■ Exercise prompt ■
The answer should consist of every line in the material below that has the word "this".

■ Provided material ■
==========

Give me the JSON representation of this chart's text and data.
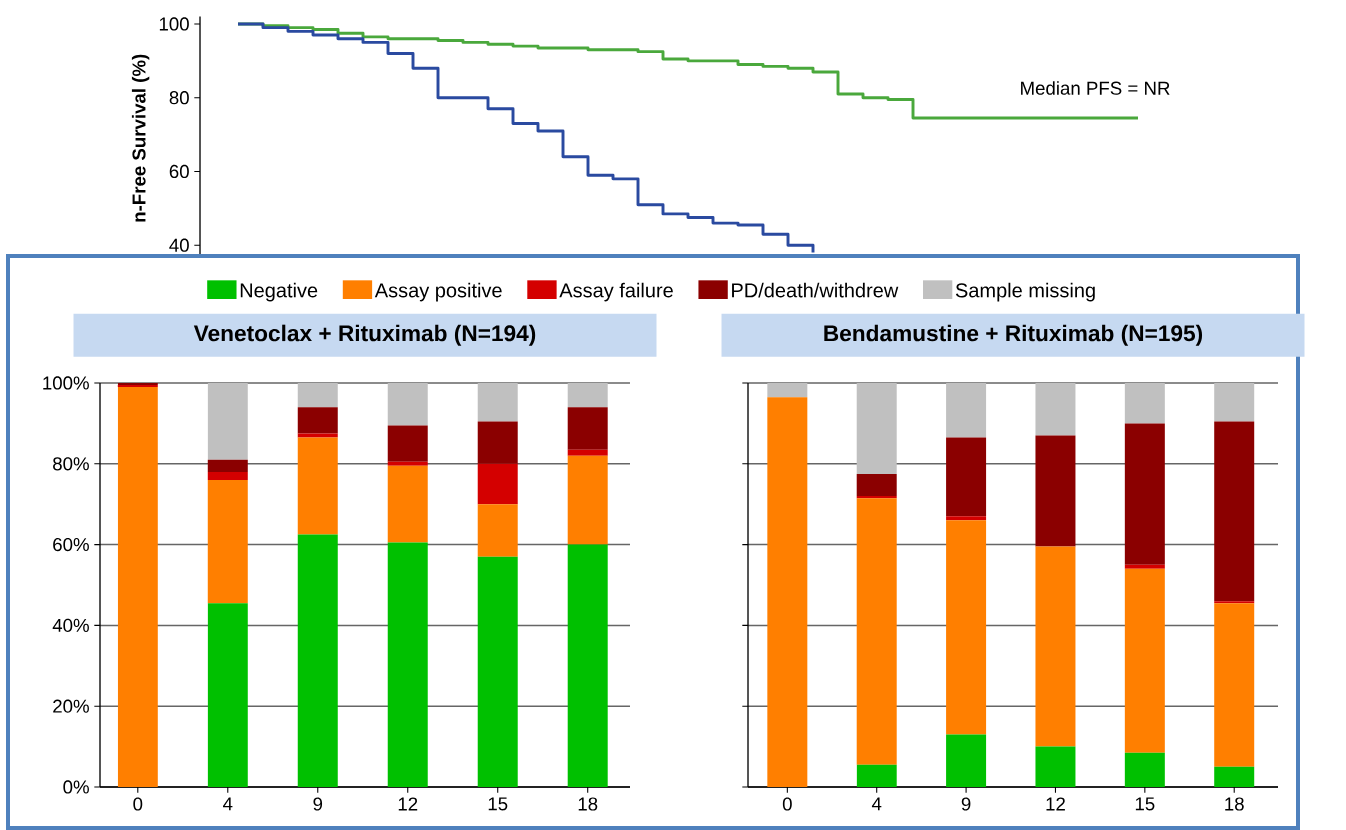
{
  "chart_data": [
    {
      "type": "step",
      "ylabel": "n-Free Survival (%)",
      "annotations": [
        "Median PFS = NR"
      ],
      "categories": [
        null,
        null,
        null,
        null,
        null,
        null,
        null,
        null,
        null,
        null,
        null,
        null,
        null,
        null,
        null,
        null,
        null,
        null,
        null,
        null,
        null,
        null,
        null,
        null,
        null,
        null,
        null,
        null,
        null,
        null,
        null,
        null,
        null,
        null,
        null,
        null,
        null
      ],
      "ylim": [
        36,
        102
      ],
      "yticks": [
        40,
        60,
        80,
        100
      ],
      "marker": "none",
      "line_style": "solid",
      "series": [
        {
          "color": "#4aa83c",
          "values": [
            100,
            99.5,
            99,
            98.5,
            97.5,
            96.5,
            96,
            96,
            95.5,
            95,
            94.5,
            94,
            93.5,
            93.5,
            93,
            93,
            92.5,
            90.5,
            90,
            90,
            89,
            88.5,
            88,
            87,
            81,
            80,
            79.5,
            74.5,
            74.5,
            74.5,
            74.5,
            74.5,
            74.5,
            74.5,
            74.5,
            74.5,
            74.5
          ]
        },
        {
          "color": "#2a4aa0",
          "values": [
            100,
            99,
            98,
            97,
            96,
            95,
            92,
            88,
            80,
            80,
            77,
            73,
            71,
            64,
            59,
            58,
            51,
            48.5,
            47.5,
            46,
            45.5,
            43,
            40,
            38,
            null,
            null,
            null,
            null,
            null,
            null,
            null,
            null,
            null,
            null,
            null,
            null,
            null
          ]
        }
      ]
    },
    {
      "type": "bar",
      "stacked": true,
      "title": "Venetoclax + Rituximab (N=194)",
      "categories": [
        "0",
        "4",
        "9",
        "12",
        "15",
        "18"
      ],
      "ylim": [
        0,
        100
      ],
      "yticks": [
        {
          "value": 0,
          "label": "0%"
        },
        {
          "value": 20,
          "label": "20%"
        },
        {
          "value": 40,
          "label": "40%"
        },
        {
          "value": 60,
          "label": "60%"
        },
        {
          "value": 80,
          "label": "80%"
        },
        {
          "value": 100,
          "label": "100%"
        }
      ],
      "grid": "y",
      "legend": "top",
      "series": [
        {
          "name": "Negative",
          "color": "#00c000",
          "values": [
            0,
            45.5,
            62.5,
            60.5,
            57,
            60
          ]
        },
        {
          "name": "Assay positive",
          "color": "#ff7f00",
          "values": [
            99,
            30.5,
            24,
            19,
            13,
            22
          ]
        },
        {
          "name": "Assay failure",
          "color": "#d40000",
          "values": [
            0.5,
            2,
            1,
            1,
            10,
            1.5
          ]
        },
        {
          "name": "PD/death/withdrew",
          "color": "#8b0000",
          "values": [
            0.5,
            3,
            6.5,
            9,
            10.5,
            10.5
          ]
        },
        {
          "name": "Sample missing",
          "color": "#c0c0c0",
          "values": [
            0,
            19,
            6,
            10.5,
            9.5,
            6
          ]
        }
      ]
    },
    {
      "type": "bar",
      "stacked": true,
      "title": "Bendamustine + Rituximab (N=195)",
      "categories": [
        "0",
        "4",
        "9",
        "12",
        "15",
        "18"
      ],
      "ylim": [
        0,
        100
      ],
      "yticks": [
        0,
        20,
        40,
        60,
        80,
        100
      ],
      "grid": "y",
      "tick_labels": "x",
      "series": [
        {
          "color": "#00c000",
          "values": [
            0,
            5.5,
            13,
            10,
            8.5,
            5
          ]
        },
        {
          "color": "#ff7f00",
          "values": [
            96.5,
            66,
            53,
            49.5,
            45.5,
            40.5
          ]
        },
        {
          "color": "#d40000",
          "values": [
            0,
            0.5,
            1,
            0,
            1,
            0.5
          ]
        },
        {
          "color": "#8b0000",
          "values": [
            0,
            5.5,
            19.5,
            27.5,
            35,
            44.5
          ]
        },
        {
          "color": "#c0c0c0",
          "values": [
            3.5,
            22.5,
            13.5,
            13,
            10,
            9.5
          ]
        }
      ]
    }
  ]
}
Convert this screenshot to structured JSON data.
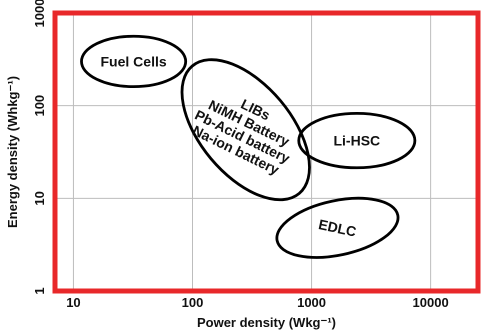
{
  "chart_data": {
    "type": "scatter",
    "title": "",
    "xlabel": "Power density (Wkg⁻¹)",
    "ylabel": "Energy density (Whkg⁻¹)",
    "x_scale": "log",
    "y_scale": "log",
    "xlim": [
      7,
      25000
    ],
    "ylim": [
      1,
      1000
    ],
    "x_ticks": [
      "10",
      "100",
      "1000",
      "10000"
    ],
    "y_ticks": [
      "1",
      "10",
      "100",
      "1000"
    ],
    "grid": true,
    "frame_color": "#e8282a",
    "regions": [
      {
        "name": "Fuel Cells",
        "labels": [
          "Fuel Cells"
        ],
        "center": [
          32,
          300
        ],
        "x_range": [
          12,
          90
        ],
        "y_range": [
          160,
          560
        ],
        "angle": 0,
        "text_rotation": 0
      },
      {
        "name": "LIBs / NiMH Battery / Pb-Acid battery / Na-ion battery",
        "labels": [
          "LIBs",
          "NiMH Battery",
          "Pb-Acid battery",
          "Na-ion battery"
        ],
        "center": [
          280,
          55
        ],
        "x_range": [
          85,
          1000
        ],
        "y_range": [
          8,
          260
        ],
        "angle": 40,
        "text_rotation": 26
      },
      {
        "name": "Li-HSC",
        "labels": [
          "Li-HSC"
        ],
        "center": [
          2400,
          42
        ],
        "x_range": [
          900,
          8500
        ],
        "y_range": [
          22,
          85
        ],
        "angle": 0,
        "text_rotation": 0
      },
      {
        "name": "EDLC",
        "labels": [
          "EDLC"
        ],
        "center": [
          1650,
          4.8
        ],
        "x_range": [
          480,
          5000
        ],
        "y_range": [
          2.3,
          10
        ],
        "angle": 12,
        "text_rotation": 12
      }
    ]
  }
}
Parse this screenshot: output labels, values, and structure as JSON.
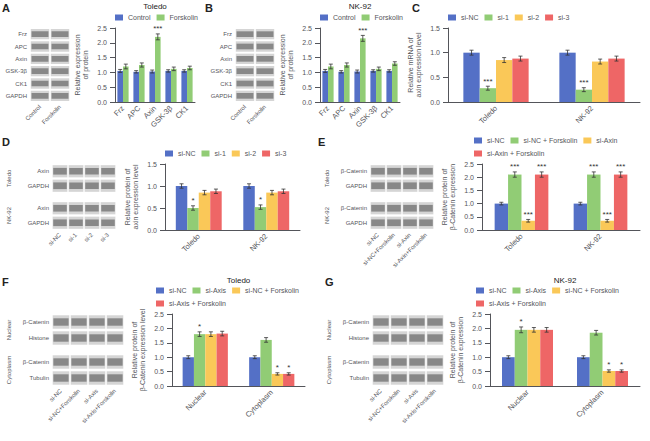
{
  "chart_data": [
    {
      "type": "blot",
      "panel": "A",
      "categories": [
        "Control",
        "Forskolin"
      ],
      "sections": [
        {
          "rows": [
            "Frz",
            "APC",
            "Axin",
            "GSK-3β",
            "CK1",
            "GAPDH"
          ]
        }
      ],
      "color": "#888888"
    },
    {
      "type": "bar",
      "title": "Toledo",
      "categories": [
        "Frz",
        "APC",
        "Axin",
        "GSK-3β",
        "CK1"
      ],
      "series": [
        {
          "name": "Control",
          "color": "#5470c6",
          "values": [
            1.05,
            1.02,
            1.03,
            1.05,
            1.05
          ],
          "errors": [
            0.05,
            0.04,
            0.05,
            0.04,
            0.04
          ]
        },
        {
          "name": "Forskolin",
          "color": "#91cc75",
          "values": [
            1.2,
            1.25,
            2.2,
            1.12,
            1.15
          ],
          "errors": [
            0.08,
            0.07,
            0.1,
            0.06,
            0.06
          ]
        }
      ],
      "ylabel": "Relative expression\nof protein",
      "ylim": [
        0,
        2.5
      ],
      "yticks": [
        {
          "value": 0,
          "label": "0.0"
        },
        0.5,
        {
          "value": 1,
          "label": "1.0"
        },
        1.5,
        {
          "value": 2,
          "label": "2.0"
        },
        2.5
      ],
      "grid": false,
      "legend": "top",
      "annotations": [
        {
          "text": "***",
          "series": "Forskolin",
          "category": "Axin"
        }
      ]
    },
    {
      "type": "blot",
      "panel": "B",
      "categories": [
        "Control",
        "Forskolin"
      ],
      "sections": [
        {
          "rows": [
            "Frz",
            "APC",
            "Axin",
            "GSK-3β",
            "CK1",
            "GAPDH"
          ]
        }
      ],
      "color": "#888888"
    },
    {
      "type": "bar",
      "title": "NK-92",
      "categories": [
        "Frz",
        "APC",
        "Axin",
        "GSK-3β",
        "CK1"
      ],
      "series": [
        {
          "name": "Control",
          "color": "#5470c6",
          "values": [
            1.05,
            1.02,
            1.03,
            1.05,
            1.05
          ],
          "errors": [
            0.05,
            0.04,
            0.05,
            0.04,
            0.04
          ]
        },
        {
          "name": "Forskolin",
          "color": "#91cc75",
          "values": [
            1.2,
            1.25,
            2.15,
            1.12,
            1.3
          ],
          "errors": [
            0.08,
            0.07,
            0.1,
            0.06,
            0.06
          ]
        }
      ],
      "ylabel": "Relative expression\nof protein",
      "ylim": [
        0,
        2.5
      ],
      "yticks": [
        {
          "value": 0,
          "label": "0.0"
        },
        0.5,
        {
          "value": 1,
          "label": "1.0"
        },
        1.5,
        {
          "value": 2,
          "label": "2.0"
        },
        2.5
      ],
      "grid": false,
      "legend": "top",
      "annotations": [
        {
          "text": "***",
          "series": "Forskolin",
          "category": "Axin"
        }
      ]
    },
    {
      "type": "bar",
      "panel": "C",
      "categories": [
        "Toledo",
        "NK-92"
      ],
      "series": [
        {
          "name": "si-NC",
          "color": "#5470c6",
          "values": [
            1.0,
            1.0
          ],
          "errors": [
            0.05,
            0.05
          ]
        },
        {
          "name": "si-1",
          "color": "#91cc75",
          "values": [
            0.28,
            0.25
          ],
          "errors": [
            0.04,
            0.04
          ]
        },
        {
          "name": "si-2",
          "color": "#fac858",
          "values": [
            0.85,
            0.82
          ],
          "errors": [
            0.05,
            0.05
          ]
        },
        {
          "name": "si-3",
          "color": "#ee6666",
          "values": [
            0.88,
            0.88
          ],
          "errors": [
            0.05,
            0.05
          ]
        }
      ],
      "ylabel": "Relative mRNA of\naxin expression level",
      "ylim": [
        0,
        1.5
      ],
      "yticks": [
        {
          "value": 0,
          "label": "0.0"
        },
        0.5,
        {
          "value": 1,
          "label": "1.0"
        },
        1.5
      ],
      "grid": false,
      "legend": "top",
      "annotations": [
        {
          "text": "***",
          "series": "si-1",
          "category": "Toledo"
        },
        {
          "text": "***",
          "series": "si-1",
          "category": "NK-92"
        }
      ]
    },
    {
      "type": "blot",
      "panel": "D",
      "categories": [
        "si-NC",
        "si-1",
        "si-2",
        "si-3"
      ],
      "sections": [
        {
          "name": "Toledo",
          "rows": [
            "Axin",
            "GAPDH"
          ]
        },
        {
          "name": "NK-92",
          "rows": [
            "Axin",
            "GAPDH"
          ]
        }
      ],
      "color": "#888888"
    },
    {
      "type": "bar",
      "categories": [
        "Toledo",
        "NK-92"
      ],
      "series": [
        {
          "name": "si-NC",
          "color": "#5470c6",
          "values": [
            1.0,
            1.0
          ],
          "errors": [
            0.05,
            0.05
          ]
        },
        {
          "name": "si-1",
          "color": "#91cc75",
          "values": [
            0.5,
            0.52
          ],
          "errors": [
            0.05,
            0.05
          ]
        },
        {
          "name": "si-2",
          "color": "#fac858",
          "values": [
            0.85,
            0.85
          ],
          "errors": [
            0.05,
            0.05
          ]
        },
        {
          "name": "si-3",
          "color": "#ee6666",
          "values": [
            0.88,
            0.88
          ],
          "errors": [
            0.05,
            0.05
          ]
        }
      ],
      "ylabel": "Relative protein of\naxin expression level",
      "ylim": [
        0,
        1.5
      ],
      "yticks": [
        {
          "value": 0,
          "label": "0.0"
        },
        0.5,
        {
          "value": 1,
          "label": "1.0"
        },
        1.5
      ],
      "grid": false,
      "legend": "top",
      "annotations": [
        {
          "text": "*",
          "series": "si-1",
          "category": "Toledo"
        },
        {
          "text": "*",
          "series": "si-1",
          "category": "NK-92"
        }
      ]
    },
    {
      "type": "blot",
      "panel": "E",
      "categories": [
        "si-NC",
        "si-NC+Forskolin",
        "si-Axin",
        "si-Axin+Forskolin"
      ],
      "sections": [
        {
          "name": "Toledo",
          "rows": [
            "β-Catenin",
            "GAPDH"
          ]
        },
        {
          "name": "NK-92",
          "rows": [
            "β-Catenin",
            "GAPDH"
          ]
        }
      ],
      "color": "#888888"
    },
    {
      "type": "bar",
      "categories": [
        "Toledo",
        "NK-92"
      ],
      "series": [
        {
          "name": "si-NC",
          "color": "#5470c6",
          "values": [
            1.0,
            1.0
          ],
          "errors": [
            0.05,
            0.05
          ]
        },
        {
          "name": "si-NC + Forskolin",
          "color": "#91cc75",
          "values": [
            2.1,
            2.1
          ],
          "errors": [
            0.1,
            0.1
          ]
        },
        {
          "name": "si-Axin",
          "color": "#fac858",
          "values": [
            0.35,
            0.35
          ],
          "errors": [
            0.05,
            0.05
          ]
        },
        {
          "name": "si-Axin + Forskolin",
          "color": "#ee6666",
          "values": [
            2.1,
            2.1
          ],
          "errors": [
            0.1,
            0.1
          ]
        }
      ],
      "ylabel": "Relative protein of\nβ-Catenin expression",
      "ylim": [
        0,
        2.5
      ],
      "yticks": [
        {
          "value": 0,
          "label": "0.0"
        },
        0.5,
        {
          "value": 1,
          "label": "1.0"
        },
        1.5,
        {
          "value": 2,
          "label": "2.0"
        },
        2.5
      ],
      "grid": false,
      "legend": "top",
      "annotations": [
        {
          "text": "***",
          "series": "si-NC + Forskolin",
          "category": "Toledo"
        },
        {
          "text": "***",
          "series": "si-Axin",
          "category": "Toledo"
        },
        {
          "text": "***",
          "series": "si-Axin + Forskolin",
          "category": "Toledo"
        },
        {
          "text": "***",
          "series": "si-NC + Forskolin",
          "category": "NK-92"
        },
        {
          "text": "***",
          "series": "si-Axin",
          "category": "NK-92"
        },
        {
          "text": "***",
          "series": "si-Axin + Forskolin",
          "category": "NK-92"
        }
      ]
    },
    {
      "type": "blot",
      "panel": "F",
      "categories": [
        "si-NC",
        "si-NC+Forskolin",
        "si-Axis",
        "si-Axis+Forskolin"
      ],
      "sections": [
        {
          "name": "Nuclear",
          "rows": [
            "β-Catenin",
            "Histone"
          ]
        },
        {
          "name": "Cytoplasm",
          "rows": [
            "β-Catenin",
            "Tubulin"
          ]
        }
      ],
      "color": "#888888"
    },
    {
      "type": "bar",
      "title": "Toledo",
      "categories": [
        "Nuclear",
        "Cytoplasm"
      ],
      "series": [
        {
          "name": "si-NC",
          "color": "#5470c6",
          "values": [
            1.0,
            1.0
          ],
          "errors": [
            0.05,
            0.05
          ]
        },
        {
          "name": "si-Axis",
          "color": "#91cc75",
          "values": [
            1.8,
            1.6
          ],
          "errors": [
            0.08,
            0.08
          ]
        },
        {
          "name": "si-NC + Forskolin",
          "color": "#fac858",
          "values": [
            1.8,
            0.42
          ],
          "errors": [
            0.08,
            0.04
          ]
        },
        {
          "name": "si-Axis + Forskolin",
          "color": "#ee6666",
          "values": [
            1.82,
            0.42
          ],
          "errors": [
            0.08,
            0.04
          ]
        }
      ],
      "ylabel": "Relative protein of\nβ-Catenin expression level",
      "ylim": [
        0,
        2.5
      ],
      "yticks": [
        {
          "value": 0,
          "label": "0.0"
        },
        0.5,
        {
          "value": 1,
          "label": "1.0"
        },
        1.5,
        {
          "value": 2,
          "label": "2.0"
        },
        2.5
      ],
      "grid": false,
      "legend": "top",
      "annotations": [
        {
          "text": "*",
          "series": "si-Axis",
          "category": "Nuclear"
        },
        {
          "text": "*",
          "series": "si-NC + Forskolin",
          "category": "Cytoplasm"
        },
        {
          "text": "*",
          "series": "si-Axis + Forskolin",
          "category": "Cytoplasm"
        }
      ]
    },
    {
      "type": "blot",
      "panel": "G",
      "categories": [
        "si-NC",
        "si-NC+Forskolin",
        "si-Axis",
        "si-Axis+Forskolin"
      ],
      "sections": [
        {
          "name": "Nuclear",
          "rows": [
            "β-Catenin",
            "Histone"
          ]
        },
        {
          "name": "Cytoplasm",
          "rows": [
            "β-Catenin",
            "Tubulin"
          ]
        }
      ],
      "color": "#888888"
    },
    {
      "type": "bar",
      "title": "NK-92",
      "categories": [
        "Nuclear",
        "Cytoplasm"
      ],
      "series": [
        {
          "name": "si-NC",
          "color": "#5470c6",
          "values": [
            1.0,
            1.0
          ],
          "errors": [
            0.05,
            0.05
          ]
        },
        {
          "name": "si-Axis",
          "color": "#91cc75",
          "values": [
            1.95,
            1.85
          ],
          "errors": [
            0.1,
            0.08
          ]
        },
        {
          "name": "si-NC + Forskolin",
          "color": "#fac858",
          "values": [
            1.95,
            0.52
          ],
          "errors": [
            0.08,
            0.04
          ]
        },
        {
          "name": "si-Axis + Forskolin",
          "color": "#ee6666",
          "values": [
            1.95,
            0.52
          ],
          "errors": [
            0.08,
            0.04
          ]
        }
      ],
      "ylabel": "Relative protein of\nβ-Catenin expression",
      "ylim": [
        0,
        2.5
      ],
      "yticks": [
        {
          "value": 0,
          "label": "0.0"
        },
        0.5,
        {
          "value": 1,
          "label": "1.0"
        },
        1.5,
        {
          "value": 2,
          "label": "2.0"
        },
        2.5
      ],
      "grid": false,
      "legend": "top",
      "annotations": [
        {
          "text": "*",
          "series": "si-Axis",
          "category": "Nuclear"
        },
        {
          "text": "*",
          "series": "si-NC + Forskolin",
          "category": "Cytoplasm"
        },
        {
          "text": "*",
          "series": "si-Axis + Forskolin",
          "category": "Cytoplasm"
        }
      ]
    }
  ]
}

==========

■ Response area ■
Give me the JSON representation of this chart's text and data.
Convert this screenshot to structured JSON data.
Parse this screenshot: output labels, values, and structure as JSON.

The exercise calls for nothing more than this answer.